──────── Dataset extract

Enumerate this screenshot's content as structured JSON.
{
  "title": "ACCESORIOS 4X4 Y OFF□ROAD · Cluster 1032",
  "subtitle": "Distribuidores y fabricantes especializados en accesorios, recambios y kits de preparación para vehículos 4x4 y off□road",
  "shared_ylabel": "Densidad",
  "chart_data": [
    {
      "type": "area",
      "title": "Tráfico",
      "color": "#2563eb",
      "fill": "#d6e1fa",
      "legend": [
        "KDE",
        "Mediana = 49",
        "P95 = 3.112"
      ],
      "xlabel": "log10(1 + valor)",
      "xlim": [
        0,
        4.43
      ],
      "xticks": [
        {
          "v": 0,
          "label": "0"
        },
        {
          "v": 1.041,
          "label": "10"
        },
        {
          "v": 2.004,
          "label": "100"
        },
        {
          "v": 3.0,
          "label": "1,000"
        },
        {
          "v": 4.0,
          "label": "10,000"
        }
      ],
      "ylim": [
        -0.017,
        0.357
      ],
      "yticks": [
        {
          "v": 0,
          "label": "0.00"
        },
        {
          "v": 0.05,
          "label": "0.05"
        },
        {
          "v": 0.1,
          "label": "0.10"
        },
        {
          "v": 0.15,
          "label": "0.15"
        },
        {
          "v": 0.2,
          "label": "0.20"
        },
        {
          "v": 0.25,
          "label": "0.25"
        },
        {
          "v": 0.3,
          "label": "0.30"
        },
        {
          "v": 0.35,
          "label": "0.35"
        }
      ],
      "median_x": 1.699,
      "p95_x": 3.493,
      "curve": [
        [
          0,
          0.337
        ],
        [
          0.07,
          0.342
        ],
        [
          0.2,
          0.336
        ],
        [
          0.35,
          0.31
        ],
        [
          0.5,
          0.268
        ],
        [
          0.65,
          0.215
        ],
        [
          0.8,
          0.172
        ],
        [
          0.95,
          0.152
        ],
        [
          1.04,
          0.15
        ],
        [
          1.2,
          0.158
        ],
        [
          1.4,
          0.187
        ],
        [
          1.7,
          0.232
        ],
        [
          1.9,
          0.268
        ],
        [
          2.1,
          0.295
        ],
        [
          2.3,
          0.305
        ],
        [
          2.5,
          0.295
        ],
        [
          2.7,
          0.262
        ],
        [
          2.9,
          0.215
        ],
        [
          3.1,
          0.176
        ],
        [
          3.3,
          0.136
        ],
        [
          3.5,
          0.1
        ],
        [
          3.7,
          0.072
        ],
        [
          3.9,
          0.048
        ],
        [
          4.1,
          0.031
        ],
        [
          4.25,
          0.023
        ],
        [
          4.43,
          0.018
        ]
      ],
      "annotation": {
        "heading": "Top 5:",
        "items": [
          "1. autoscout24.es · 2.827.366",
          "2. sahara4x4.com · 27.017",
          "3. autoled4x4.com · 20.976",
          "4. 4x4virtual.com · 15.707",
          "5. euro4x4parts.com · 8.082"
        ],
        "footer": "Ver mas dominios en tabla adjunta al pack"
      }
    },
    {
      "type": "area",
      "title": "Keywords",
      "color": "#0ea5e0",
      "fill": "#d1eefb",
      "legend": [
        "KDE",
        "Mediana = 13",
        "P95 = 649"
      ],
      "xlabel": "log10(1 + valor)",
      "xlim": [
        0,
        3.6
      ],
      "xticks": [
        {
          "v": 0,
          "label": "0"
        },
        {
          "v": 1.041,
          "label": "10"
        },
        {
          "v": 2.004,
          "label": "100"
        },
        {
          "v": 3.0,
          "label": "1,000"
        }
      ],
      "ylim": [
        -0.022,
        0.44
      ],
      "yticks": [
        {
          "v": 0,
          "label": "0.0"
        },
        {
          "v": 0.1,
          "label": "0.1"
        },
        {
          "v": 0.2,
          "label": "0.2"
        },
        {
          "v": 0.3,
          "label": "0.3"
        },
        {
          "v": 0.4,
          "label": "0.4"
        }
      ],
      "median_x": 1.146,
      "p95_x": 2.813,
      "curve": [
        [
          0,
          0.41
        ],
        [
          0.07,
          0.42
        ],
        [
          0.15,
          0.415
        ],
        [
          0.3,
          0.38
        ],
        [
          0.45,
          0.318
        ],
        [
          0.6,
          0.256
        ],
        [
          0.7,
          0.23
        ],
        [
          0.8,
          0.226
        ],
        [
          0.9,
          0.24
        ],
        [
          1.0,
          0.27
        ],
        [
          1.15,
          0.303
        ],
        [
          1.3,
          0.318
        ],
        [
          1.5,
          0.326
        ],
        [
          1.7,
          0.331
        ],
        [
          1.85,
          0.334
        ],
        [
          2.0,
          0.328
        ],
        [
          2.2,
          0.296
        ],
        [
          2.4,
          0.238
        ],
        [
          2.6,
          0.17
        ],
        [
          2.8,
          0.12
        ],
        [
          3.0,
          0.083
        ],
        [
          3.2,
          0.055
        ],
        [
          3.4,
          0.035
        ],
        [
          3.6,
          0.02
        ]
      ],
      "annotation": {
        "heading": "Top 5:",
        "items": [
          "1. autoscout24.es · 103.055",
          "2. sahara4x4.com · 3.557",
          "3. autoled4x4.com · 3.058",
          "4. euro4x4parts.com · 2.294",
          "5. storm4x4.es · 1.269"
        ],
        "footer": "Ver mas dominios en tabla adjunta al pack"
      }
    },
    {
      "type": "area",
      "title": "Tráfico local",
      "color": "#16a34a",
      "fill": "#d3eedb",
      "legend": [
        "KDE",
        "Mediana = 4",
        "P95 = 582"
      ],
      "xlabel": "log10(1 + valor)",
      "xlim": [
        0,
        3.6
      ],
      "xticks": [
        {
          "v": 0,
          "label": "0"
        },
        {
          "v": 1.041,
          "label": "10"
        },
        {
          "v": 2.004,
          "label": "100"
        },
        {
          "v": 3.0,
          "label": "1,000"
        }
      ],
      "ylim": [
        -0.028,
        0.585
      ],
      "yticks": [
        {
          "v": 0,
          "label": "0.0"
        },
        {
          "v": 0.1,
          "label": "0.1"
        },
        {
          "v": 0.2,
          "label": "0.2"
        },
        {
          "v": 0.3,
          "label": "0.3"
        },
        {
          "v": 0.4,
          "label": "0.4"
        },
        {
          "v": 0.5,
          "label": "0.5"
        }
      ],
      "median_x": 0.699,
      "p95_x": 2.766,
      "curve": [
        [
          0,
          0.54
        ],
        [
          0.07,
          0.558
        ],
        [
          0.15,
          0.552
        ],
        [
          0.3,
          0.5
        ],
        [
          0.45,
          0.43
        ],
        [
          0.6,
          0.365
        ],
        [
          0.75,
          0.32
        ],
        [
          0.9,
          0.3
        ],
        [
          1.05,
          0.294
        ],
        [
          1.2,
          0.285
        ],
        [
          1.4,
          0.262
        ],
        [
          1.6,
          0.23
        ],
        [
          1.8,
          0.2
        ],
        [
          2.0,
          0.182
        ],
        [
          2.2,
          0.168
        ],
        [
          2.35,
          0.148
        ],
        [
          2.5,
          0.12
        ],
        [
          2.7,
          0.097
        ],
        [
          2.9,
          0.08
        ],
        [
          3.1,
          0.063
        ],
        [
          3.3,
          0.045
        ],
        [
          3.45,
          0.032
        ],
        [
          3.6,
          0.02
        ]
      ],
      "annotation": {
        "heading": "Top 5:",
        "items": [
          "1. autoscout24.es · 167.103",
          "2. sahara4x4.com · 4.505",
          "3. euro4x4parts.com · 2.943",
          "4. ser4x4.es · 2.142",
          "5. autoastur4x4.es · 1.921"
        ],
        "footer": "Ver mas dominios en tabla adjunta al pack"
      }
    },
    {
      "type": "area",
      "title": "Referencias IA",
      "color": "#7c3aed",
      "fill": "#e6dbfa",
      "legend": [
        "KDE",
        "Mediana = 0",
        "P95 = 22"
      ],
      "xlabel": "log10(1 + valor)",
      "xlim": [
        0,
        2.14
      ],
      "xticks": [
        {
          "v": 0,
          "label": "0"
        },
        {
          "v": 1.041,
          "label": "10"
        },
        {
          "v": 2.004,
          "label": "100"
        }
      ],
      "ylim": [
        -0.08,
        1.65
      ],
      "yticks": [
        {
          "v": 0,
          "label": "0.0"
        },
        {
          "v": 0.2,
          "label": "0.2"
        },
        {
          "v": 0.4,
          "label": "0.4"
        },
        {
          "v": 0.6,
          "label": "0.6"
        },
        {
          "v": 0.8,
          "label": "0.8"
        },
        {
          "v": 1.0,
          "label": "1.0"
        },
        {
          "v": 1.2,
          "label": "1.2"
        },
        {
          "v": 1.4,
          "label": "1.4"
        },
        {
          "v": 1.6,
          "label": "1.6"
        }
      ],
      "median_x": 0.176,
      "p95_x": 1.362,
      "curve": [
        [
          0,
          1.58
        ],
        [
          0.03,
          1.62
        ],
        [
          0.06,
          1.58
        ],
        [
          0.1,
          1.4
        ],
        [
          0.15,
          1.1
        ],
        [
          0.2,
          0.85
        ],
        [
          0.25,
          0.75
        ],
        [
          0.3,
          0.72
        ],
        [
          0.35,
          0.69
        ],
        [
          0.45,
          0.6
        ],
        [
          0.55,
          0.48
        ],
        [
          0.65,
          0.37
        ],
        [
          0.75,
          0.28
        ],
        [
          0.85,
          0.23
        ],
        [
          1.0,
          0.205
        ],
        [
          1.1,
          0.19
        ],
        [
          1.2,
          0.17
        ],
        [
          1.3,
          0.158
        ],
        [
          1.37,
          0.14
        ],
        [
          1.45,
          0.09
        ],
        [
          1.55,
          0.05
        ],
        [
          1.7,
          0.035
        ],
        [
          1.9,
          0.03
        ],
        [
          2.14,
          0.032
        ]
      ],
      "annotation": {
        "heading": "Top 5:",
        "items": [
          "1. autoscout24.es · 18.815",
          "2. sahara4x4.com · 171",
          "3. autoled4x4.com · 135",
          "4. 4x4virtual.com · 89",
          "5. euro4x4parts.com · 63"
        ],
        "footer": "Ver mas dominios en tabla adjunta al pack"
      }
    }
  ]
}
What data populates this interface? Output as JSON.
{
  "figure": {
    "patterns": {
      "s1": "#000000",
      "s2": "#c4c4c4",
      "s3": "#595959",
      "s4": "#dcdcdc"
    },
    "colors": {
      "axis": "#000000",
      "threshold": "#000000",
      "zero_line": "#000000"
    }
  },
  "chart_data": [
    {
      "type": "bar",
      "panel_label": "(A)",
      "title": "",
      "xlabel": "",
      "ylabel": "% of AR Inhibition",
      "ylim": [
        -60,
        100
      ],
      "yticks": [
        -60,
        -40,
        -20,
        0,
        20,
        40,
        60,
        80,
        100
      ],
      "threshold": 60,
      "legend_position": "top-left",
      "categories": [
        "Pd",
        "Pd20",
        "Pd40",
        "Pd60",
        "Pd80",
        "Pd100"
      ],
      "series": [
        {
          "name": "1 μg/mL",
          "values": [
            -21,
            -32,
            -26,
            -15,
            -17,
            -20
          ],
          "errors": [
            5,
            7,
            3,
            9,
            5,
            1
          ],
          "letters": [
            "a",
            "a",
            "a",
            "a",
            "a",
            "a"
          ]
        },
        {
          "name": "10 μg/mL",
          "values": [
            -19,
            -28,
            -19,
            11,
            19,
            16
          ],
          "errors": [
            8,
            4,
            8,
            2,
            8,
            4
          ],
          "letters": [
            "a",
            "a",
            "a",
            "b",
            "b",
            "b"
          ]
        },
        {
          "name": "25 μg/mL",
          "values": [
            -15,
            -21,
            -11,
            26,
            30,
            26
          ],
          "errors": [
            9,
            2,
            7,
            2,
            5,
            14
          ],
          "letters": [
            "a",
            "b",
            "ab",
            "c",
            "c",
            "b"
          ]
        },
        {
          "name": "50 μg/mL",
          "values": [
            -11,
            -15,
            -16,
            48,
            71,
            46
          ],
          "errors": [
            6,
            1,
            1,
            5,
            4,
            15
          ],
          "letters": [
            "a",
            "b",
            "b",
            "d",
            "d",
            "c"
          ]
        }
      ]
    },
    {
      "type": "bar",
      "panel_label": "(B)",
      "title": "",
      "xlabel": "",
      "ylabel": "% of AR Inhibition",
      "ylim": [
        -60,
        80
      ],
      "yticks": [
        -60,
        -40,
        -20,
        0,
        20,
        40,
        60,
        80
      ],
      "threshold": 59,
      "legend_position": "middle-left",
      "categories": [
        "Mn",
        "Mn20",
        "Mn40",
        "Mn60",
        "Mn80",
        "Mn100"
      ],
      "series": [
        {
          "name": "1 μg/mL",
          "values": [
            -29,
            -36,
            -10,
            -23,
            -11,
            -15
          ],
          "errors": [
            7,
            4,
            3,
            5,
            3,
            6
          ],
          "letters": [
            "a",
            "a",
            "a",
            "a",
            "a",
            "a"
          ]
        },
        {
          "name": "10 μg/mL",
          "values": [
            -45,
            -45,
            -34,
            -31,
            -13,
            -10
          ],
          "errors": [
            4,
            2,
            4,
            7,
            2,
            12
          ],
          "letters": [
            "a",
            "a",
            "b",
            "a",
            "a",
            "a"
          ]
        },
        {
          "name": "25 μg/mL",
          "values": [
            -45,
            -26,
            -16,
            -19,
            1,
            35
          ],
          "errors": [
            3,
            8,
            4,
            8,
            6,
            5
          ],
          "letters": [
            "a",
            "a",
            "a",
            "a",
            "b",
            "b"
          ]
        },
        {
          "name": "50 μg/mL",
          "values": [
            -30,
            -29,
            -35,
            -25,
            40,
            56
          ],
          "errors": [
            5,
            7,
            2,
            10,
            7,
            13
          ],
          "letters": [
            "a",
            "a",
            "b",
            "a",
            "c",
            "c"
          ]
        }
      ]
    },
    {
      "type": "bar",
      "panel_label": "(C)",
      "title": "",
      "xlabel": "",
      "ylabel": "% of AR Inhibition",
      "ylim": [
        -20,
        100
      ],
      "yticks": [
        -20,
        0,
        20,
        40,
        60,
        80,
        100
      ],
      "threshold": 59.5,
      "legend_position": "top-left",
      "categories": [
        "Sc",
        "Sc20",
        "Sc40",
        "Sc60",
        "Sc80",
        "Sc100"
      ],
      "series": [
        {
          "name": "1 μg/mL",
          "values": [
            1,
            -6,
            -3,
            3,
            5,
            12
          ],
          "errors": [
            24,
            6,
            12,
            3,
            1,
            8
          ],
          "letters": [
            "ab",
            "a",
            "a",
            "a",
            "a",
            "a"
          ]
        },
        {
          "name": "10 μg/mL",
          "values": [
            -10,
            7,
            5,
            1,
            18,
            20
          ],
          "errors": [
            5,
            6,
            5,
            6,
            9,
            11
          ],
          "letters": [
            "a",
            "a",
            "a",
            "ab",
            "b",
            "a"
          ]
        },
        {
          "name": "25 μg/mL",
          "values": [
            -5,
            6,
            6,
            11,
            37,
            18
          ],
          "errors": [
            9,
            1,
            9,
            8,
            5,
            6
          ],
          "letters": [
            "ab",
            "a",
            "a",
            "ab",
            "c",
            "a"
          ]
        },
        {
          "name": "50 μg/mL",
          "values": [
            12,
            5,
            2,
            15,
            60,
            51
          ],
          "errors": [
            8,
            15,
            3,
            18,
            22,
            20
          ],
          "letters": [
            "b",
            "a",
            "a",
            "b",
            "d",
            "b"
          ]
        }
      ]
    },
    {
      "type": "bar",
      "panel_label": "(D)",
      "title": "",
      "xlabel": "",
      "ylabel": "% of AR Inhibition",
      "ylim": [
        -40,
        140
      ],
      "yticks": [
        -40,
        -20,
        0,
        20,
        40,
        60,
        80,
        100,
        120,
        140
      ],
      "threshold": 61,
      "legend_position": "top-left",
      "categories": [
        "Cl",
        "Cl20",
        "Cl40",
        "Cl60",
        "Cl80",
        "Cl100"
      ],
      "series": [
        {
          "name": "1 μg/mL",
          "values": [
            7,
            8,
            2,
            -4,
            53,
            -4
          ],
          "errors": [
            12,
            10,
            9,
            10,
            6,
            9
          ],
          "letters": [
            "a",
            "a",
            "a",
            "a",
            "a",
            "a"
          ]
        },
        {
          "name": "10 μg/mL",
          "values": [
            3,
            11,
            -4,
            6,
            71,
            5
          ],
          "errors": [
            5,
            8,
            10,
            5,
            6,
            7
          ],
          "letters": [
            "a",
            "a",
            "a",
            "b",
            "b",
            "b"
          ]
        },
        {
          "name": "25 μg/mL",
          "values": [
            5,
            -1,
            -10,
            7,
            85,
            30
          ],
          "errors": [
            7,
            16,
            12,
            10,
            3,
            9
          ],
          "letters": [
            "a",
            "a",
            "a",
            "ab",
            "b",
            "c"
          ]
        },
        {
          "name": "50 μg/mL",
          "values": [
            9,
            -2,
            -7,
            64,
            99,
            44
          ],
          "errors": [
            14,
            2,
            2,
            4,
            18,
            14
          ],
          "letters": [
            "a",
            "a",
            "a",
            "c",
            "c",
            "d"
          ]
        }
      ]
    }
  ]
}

────────────────

**Instructions to follow**
Copy every line of the material in which the word "Mediana" occurs.

**Output of the exercise**
        "Mediana = 49",
        "Mediana = 13",
        "Mediana = 4",
        "Mediana = 0",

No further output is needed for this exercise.